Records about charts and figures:

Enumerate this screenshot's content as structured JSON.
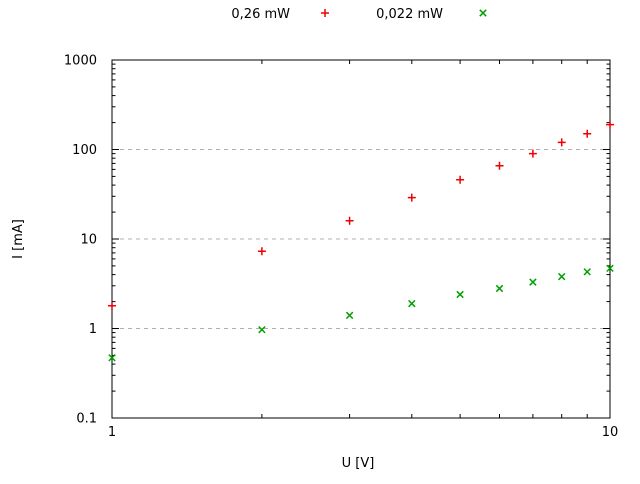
{
  "figure": {
    "background": "#ffffff",
    "text_color": "#000000",
    "border_color": "#000000",
    "grid_color": "#b0b0b0"
  },
  "chart_data": {
    "type": "scatter",
    "title": "",
    "xlabel": "U [V]",
    "ylabel": "I [mA]",
    "x_scale": "log",
    "y_scale": "log",
    "xlim": [
      1,
      10
    ],
    "ylim": [
      0.1,
      1000
    ],
    "x_ticks": [
      {
        "value": 1,
        "label": "1"
      },
      {
        "value": 10,
        "label": "10"
      }
    ],
    "y_ticks": [
      {
        "value": 0.1,
        "label": "0.1"
      },
      {
        "value": 1,
        "label": "1"
      },
      {
        "value": 10,
        "label": "10"
      },
      {
        "value": 100,
        "label": "100"
      },
      {
        "value": 1000,
        "label": "1000"
      }
    ],
    "grid": {
      "horizontal_at": [
        1,
        10,
        100
      ],
      "style": "dashed"
    },
    "legend_position": "top-center-outside",
    "series": [
      {
        "name": "0,26 mW",
        "marker": "plus",
        "color": "#ee0000",
        "x": [
          1,
          2,
          3,
          4,
          5,
          6,
          7,
          8,
          9,
          10
        ],
        "y": [
          1.8,
          7.3,
          16,
          29,
          46,
          66,
          90,
          120,
          150,
          190
        ]
      },
      {
        "name": "0,022 mW",
        "marker": "cross",
        "color": "#00a000",
        "x": [
          1,
          2,
          3,
          4,
          5,
          6,
          7,
          8,
          9,
          10
        ],
        "y": [
          0.47,
          0.97,
          1.4,
          1.9,
          2.4,
          2.8,
          3.3,
          3.8,
          4.3,
          4.7
        ]
      }
    ]
  }
}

Objective:
Print out every entry above without changing a word, and leave out the pictures.

Task answer:
Enumerate this screenshot's content as structured JSON.
{
  "figure": {
    "background": "#ffffff",
    "text_color": "#000000",
    "border_color": "#000000",
    "grid_color": "#b0b0b0"
  },
  "chart_data": {
    "type": "scatter",
    "title": "",
    "xlabel": "U [V]",
    "ylabel": "I [mA]",
    "x_scale": "log",
    "y_scale": "log",
    "xlim": [
      1,
      10
    ],
    "ylim": [
      0.1,
      1000
    ],
    "x_ticks": [
      {
        "value": 1,
        "label": "1"
      },
      {
        "value": 10,
        "label": "10"
      }
    ],
    "y_ticks": [
      {
        "value": 0.1,
        "label": "0.1"
      },
      {
        "value": 1,
        "label": "1"
      },
      {
        "value": 10,
        "label": "10"
      },
      {
        "value": 100,
        "label": "100"
      },
      {
        "value": 1000,
        "label": "1000"
      }
    ],
    "grid": {
      "horizontal_at": [
        1,
        10,
        100
      ],
      "style": "dashed"
    },
    "legend_position": "top-center-outside",
    "series": [
      {
        "name": "0,26 mW",
        "marker": "plus",
        "color": "#ee0000",
        "x": [
          1,
          2,
          3,
          4,
          5,
          6,
          7,
          8,
          9,
          10
        ],
        "y": [
          1.8,
          7.3,
          16,
          29,
          46,
          66,
          90,
          120,
          150,
          190
        ]
      },
      {
        "name": "0,022 mW",
        "marker": "cross",
        "color": "#00a000",
        "x": [
          1,
          2,
          3,
          4,
          5,
          6,
          7,
          8,
          9,
          10
        ],
        "y": [
          0.47,
          0.97,
          1.4,
          1.9,
          2.4,
          2.8,
          3.3,
          3.8,
          4.3,
          4.7
        ]
      }
    ]
  }
}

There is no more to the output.